AMS-Desaster. Zurück zu Natalie József: Seit Jänner ohne AMS-Geld, Mitte Februar war dann auch der Krankenversicherungsschutz weg. Warum? Auf der Suche nach einer Antwort und Lösung hat József einen Spießrutenlauf durchs AMS mitgemacht, Rechtsgrundlagen studiert und Unterstützung organisiert. Mitte Mai stellt eine AMS-Mitarbeiterin schließlich fest: „Das haben alle von Anfang an falsch gemacht“. Dazwischen liegt der Kampf einer Kulturarbeiterin um ihre Rechte, überhaupt um Information, ums Gehörtwerden.
AMS und selbständige Tätigkeit. Wie läuft das so? Natalie József: Seit Juli 2016 bin ich arbeitslos und im Herbst habe ich begonnen, auch Aufträge als Selbständige anzunehmen. Von da an musste ich monatlich Bruttoerklärungen abgeben. Und mir wurde gesagt, dass mein selbständiges Einkommen die Jahresgeringfügigkeitsgrenze nicht überschreiten darf. Aber ich habe keine Information erhalten, wie das AMS meinen Anspruch überhaupt berechnet, wenn ich Zuverdienste habe.
… und dann die ersten Probleme? Allerdings. Im Jänner habe ich für eine dramaturgische Beratung 1300 Euro bekommen. Im Februar und nochmals bis Anfang März folgten zwei weitere Aufträge. Insgesamt waren das 3.700 Euro an Einnahmen. Das ist immer noch unter der jährlichen Geringfügigkeitsgrenze. Für März und April ist noch ein Honorar von 150 Euro dazugekommen, damit lag ich auch schon unter der monatlichen Geringfügigkeitsgrenze. Mitte Februar hat das AMS mitgeteilt, dass ich für Jänner keinen Leistungsanspruch habe. Damit habe ich gerechnet. Aber ich habe erwartet, dass ich ab März wieder einen Anspruch habe. Ich bekam aber weiterhin kein Geld, seit Februar auch keine Bescheide mehr.
Wie hast du reagiert als du im März noch immer kein Geld bekommen hast? Wie hat das AMS die Situation erklärt?
Anfang April habe ich schließlich angerufen. In der Zwischenzeit hatte ich mich in der IG Bildende Kunst beraten lassen. Was ich zuvor überhaupt nicht wusste: für selbständige Tätigkeiten und Einkünfte gibt es am AMS verschiedene Einstufungen und Berechnungsarten. Wahrscheinlich hat mich das AMS als durchgehend selbständig eingestuft. Also wollte ich mit dem AMS klären: Warum? Aber darauf konnte die AMS-Servicezone nicht antworten, sie haben mir nur einen neuen Termin gegeben. Schließlich war ich innerhalb weniger Wochen sechs Mal beim AMS, wurde aber immer nur aufgefordert, weitere Dokumente vorzulegen. Und ich musste mir sagen lassen, dass man mit mir nicht die österreichischen Gesetze diskutieren werde. Einmal haben sie mir gesagt, dass in meinem Fall die rollierende Berechnung für durchgehende Selbständigkeit gilt und ich daher neun Monate keine Notstandshilfe erhalten werde.

● **Gegebenes Material**
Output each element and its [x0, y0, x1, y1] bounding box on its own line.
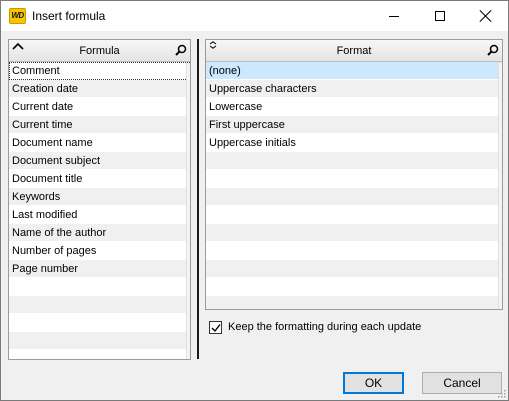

● **Teile der Übung**
a. Welchen Betrag erhielt Natalie József laut dem vorgegebenen Text im Jänner für eine dramaturgische Beratung?
b. Gib aus dem vorgegebenen Text die Passage wortgetreu aus, die bei den Worten „Anfang April habe“ einsetzt und nach den Worten „Notstandshilfe erhalten werde.“ endet.
Die Daten spielen hierfür keine Rolle.

● **Lösungen je Aufgabe**
a. 1300 Euro

b.
Anfang April habe ich schließlich angerufen. In der Zwischenzeit hatte ich mich in der IG Bildende Kunst beraten lassen. Was ich zuvor überhaupt nicht wusste: für selbständige Tätigkeiten und Einkünfte gibt es am AMS verschiedene Einstufungen und Berechnungsarten. Wahrscheinlich hat mich das AMS als durchgehend selbständig eingestuft. Also wollte ich mit dem AMS klären: Warum? Aber darauf konnte die AMS-Servicezone nicht antworten, sie haben mir nur einen neuen Termin gegeben. Schließlich war ich innerhalb weniger Wochen sechs Mal beim AMS, wurde aber immer nur aufgefordert, weitere Dokumente vorzulegen. Und ich musste mir sagen lassen, dass man mit mir nicht die österreichischen Gesetze diskutieren werde. Einmal haben sie mir gesagt, dass in meinem Fall die rollierende Berechnung für durchgehende Selbständigkeit gilt und ich daher neun Monate keine Notstandshilfe erhalten werde.